(Data records)
_ _ _ _ _ _ _
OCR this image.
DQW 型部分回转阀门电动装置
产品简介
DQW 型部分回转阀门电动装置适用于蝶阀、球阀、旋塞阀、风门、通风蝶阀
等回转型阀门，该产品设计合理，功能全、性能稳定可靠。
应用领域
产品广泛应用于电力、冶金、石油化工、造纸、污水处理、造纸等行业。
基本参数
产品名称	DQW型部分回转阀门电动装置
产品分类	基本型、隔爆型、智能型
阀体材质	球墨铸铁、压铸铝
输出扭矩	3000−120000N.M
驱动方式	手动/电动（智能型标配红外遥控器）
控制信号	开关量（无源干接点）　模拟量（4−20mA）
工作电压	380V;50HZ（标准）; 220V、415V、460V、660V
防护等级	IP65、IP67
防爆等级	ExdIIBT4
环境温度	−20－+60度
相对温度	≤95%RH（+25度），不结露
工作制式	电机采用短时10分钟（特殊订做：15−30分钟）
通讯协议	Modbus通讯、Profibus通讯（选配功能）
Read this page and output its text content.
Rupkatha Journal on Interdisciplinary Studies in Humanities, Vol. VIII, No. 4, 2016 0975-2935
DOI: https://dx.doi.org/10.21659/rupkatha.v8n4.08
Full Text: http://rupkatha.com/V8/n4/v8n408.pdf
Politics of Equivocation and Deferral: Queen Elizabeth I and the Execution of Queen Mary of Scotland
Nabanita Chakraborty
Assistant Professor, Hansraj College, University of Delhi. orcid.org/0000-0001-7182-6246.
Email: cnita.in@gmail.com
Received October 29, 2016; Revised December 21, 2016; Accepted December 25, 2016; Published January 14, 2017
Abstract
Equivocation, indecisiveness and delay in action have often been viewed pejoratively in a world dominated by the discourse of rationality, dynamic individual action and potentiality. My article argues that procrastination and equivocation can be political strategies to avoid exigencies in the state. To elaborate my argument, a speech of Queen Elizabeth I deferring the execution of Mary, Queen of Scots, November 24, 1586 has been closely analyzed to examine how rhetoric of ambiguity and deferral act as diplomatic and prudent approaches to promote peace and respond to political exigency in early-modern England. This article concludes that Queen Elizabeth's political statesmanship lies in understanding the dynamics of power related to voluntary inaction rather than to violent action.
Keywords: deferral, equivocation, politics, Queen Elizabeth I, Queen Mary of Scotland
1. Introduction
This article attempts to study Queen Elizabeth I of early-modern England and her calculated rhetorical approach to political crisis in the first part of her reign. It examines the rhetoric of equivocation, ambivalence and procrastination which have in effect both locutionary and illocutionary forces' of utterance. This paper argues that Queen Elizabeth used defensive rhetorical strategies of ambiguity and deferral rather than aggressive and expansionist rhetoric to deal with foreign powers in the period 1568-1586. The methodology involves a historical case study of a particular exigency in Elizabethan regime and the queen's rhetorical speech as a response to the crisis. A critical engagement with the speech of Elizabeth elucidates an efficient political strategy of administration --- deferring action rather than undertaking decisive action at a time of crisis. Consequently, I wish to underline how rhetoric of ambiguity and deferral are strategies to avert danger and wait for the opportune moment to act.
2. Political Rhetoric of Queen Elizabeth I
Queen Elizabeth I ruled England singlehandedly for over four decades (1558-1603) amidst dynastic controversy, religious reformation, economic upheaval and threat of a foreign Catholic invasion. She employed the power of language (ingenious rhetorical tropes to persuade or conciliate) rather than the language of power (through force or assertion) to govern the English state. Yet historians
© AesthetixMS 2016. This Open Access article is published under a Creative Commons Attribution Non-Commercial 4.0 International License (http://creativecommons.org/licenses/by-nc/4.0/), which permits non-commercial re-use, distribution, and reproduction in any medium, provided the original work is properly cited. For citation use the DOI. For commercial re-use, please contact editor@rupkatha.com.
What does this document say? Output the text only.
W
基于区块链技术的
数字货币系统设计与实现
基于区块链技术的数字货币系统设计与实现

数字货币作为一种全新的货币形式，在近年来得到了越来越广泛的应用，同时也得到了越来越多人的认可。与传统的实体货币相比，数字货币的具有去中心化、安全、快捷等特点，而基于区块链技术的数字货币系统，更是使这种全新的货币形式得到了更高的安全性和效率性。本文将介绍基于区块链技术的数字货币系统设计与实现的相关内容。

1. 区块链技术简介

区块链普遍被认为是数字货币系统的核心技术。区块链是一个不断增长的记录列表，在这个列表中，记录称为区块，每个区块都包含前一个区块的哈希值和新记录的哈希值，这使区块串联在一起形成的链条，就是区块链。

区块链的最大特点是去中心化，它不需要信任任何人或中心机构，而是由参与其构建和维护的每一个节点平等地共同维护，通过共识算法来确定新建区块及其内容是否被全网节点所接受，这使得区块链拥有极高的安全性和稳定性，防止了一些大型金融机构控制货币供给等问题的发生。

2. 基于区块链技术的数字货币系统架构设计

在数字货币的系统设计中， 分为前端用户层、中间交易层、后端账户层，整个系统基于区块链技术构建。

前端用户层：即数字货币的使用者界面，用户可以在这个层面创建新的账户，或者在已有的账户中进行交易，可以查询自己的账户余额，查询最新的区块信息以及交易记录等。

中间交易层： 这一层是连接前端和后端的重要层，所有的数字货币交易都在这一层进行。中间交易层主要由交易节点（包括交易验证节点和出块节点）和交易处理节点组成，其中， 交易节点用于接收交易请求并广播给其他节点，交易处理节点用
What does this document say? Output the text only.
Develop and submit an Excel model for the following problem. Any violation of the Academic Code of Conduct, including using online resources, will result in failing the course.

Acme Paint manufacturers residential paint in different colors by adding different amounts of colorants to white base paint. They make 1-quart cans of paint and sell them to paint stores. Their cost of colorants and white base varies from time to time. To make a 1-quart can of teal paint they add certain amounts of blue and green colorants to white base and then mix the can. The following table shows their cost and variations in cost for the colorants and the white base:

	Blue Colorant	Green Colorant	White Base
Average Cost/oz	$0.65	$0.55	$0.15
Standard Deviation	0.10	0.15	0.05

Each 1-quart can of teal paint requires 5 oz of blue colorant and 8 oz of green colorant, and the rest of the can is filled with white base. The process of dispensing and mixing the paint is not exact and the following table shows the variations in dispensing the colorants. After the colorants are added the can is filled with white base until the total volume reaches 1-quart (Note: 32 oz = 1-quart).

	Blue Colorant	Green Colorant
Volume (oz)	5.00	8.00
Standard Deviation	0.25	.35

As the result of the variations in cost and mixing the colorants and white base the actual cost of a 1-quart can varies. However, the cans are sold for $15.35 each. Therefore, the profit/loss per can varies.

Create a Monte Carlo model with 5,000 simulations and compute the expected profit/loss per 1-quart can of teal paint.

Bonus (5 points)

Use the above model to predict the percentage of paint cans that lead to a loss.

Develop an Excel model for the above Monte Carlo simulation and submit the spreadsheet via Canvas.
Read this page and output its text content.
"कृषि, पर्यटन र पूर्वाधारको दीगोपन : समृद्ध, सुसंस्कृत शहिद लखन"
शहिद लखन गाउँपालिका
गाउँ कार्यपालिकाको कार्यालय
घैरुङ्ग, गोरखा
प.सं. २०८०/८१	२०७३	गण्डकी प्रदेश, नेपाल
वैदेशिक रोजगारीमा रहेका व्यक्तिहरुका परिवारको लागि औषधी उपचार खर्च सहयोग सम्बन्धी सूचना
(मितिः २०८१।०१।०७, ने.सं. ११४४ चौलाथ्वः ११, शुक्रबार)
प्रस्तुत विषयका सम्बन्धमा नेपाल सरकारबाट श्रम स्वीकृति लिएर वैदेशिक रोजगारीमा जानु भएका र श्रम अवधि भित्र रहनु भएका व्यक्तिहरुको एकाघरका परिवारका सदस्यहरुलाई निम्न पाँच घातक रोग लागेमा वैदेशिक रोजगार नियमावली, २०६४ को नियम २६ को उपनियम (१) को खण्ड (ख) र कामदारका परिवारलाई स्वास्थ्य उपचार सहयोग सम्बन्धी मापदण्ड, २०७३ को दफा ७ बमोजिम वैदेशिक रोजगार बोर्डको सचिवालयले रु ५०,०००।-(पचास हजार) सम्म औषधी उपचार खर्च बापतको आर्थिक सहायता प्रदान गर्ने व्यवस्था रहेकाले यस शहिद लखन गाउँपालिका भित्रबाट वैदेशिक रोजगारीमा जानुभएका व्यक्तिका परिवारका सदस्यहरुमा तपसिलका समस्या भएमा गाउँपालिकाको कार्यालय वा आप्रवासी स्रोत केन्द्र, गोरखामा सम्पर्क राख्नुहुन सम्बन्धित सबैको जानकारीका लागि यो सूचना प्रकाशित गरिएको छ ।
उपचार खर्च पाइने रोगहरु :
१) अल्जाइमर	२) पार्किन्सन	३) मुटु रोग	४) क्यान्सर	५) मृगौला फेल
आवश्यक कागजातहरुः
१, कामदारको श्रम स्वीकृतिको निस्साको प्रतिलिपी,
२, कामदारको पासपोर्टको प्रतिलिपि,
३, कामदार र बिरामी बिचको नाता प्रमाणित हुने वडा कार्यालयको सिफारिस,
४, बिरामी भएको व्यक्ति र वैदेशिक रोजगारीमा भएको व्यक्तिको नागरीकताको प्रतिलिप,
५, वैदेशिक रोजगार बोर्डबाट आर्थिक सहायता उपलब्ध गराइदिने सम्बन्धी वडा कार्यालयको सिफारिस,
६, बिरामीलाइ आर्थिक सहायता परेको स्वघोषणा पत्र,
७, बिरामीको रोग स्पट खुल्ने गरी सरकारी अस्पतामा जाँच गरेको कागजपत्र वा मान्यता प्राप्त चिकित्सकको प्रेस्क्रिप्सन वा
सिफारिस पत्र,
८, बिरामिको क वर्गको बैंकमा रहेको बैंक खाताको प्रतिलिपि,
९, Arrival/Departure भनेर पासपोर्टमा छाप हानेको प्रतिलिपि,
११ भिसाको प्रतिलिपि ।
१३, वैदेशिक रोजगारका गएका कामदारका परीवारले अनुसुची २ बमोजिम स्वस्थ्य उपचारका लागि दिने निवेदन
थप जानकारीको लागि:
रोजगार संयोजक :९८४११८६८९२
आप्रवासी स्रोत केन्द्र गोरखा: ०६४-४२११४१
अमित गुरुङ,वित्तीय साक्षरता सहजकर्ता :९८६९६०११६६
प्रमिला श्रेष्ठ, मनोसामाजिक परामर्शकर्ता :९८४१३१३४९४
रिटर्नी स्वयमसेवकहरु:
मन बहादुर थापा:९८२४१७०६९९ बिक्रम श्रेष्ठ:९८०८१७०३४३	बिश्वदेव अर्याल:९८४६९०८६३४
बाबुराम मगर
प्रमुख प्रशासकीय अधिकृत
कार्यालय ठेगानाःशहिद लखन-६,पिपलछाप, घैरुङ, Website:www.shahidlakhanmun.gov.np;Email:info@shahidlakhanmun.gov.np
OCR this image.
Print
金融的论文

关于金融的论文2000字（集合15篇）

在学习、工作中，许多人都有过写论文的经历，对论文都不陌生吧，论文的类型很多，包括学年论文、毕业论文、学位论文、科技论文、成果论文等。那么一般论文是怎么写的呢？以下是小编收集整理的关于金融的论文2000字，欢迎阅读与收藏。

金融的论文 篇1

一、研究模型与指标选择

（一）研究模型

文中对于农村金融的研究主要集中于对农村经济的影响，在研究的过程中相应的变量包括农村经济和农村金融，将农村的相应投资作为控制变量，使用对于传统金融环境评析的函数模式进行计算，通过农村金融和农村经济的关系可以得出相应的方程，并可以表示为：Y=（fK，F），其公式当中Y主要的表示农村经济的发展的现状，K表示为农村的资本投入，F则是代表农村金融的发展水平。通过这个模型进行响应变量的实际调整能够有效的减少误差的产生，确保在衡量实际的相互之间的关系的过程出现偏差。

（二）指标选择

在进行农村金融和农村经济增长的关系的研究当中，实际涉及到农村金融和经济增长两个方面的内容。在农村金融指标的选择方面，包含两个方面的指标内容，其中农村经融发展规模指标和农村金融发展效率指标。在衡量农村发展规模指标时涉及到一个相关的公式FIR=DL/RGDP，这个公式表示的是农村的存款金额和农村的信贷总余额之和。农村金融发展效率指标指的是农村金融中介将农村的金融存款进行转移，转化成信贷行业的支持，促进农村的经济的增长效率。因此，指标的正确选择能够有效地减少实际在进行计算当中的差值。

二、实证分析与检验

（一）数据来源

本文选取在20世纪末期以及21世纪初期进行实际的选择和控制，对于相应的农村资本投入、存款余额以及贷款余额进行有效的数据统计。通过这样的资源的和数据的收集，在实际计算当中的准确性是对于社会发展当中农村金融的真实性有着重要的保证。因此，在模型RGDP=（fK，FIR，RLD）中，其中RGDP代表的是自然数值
_ _ _ _ _ _ _
#### [Problem requirements]
Each line above that holds the string "Scotland" should be copied and shown.

#### [Solution to this task]
Politics of Equivocation and Deferral: Queen Elizabeth I and the Execution of Queen Mary of Scotland
Keywords: deferral, equivocation, politics, Queen Elizabeth I, Queen Mary of Scotland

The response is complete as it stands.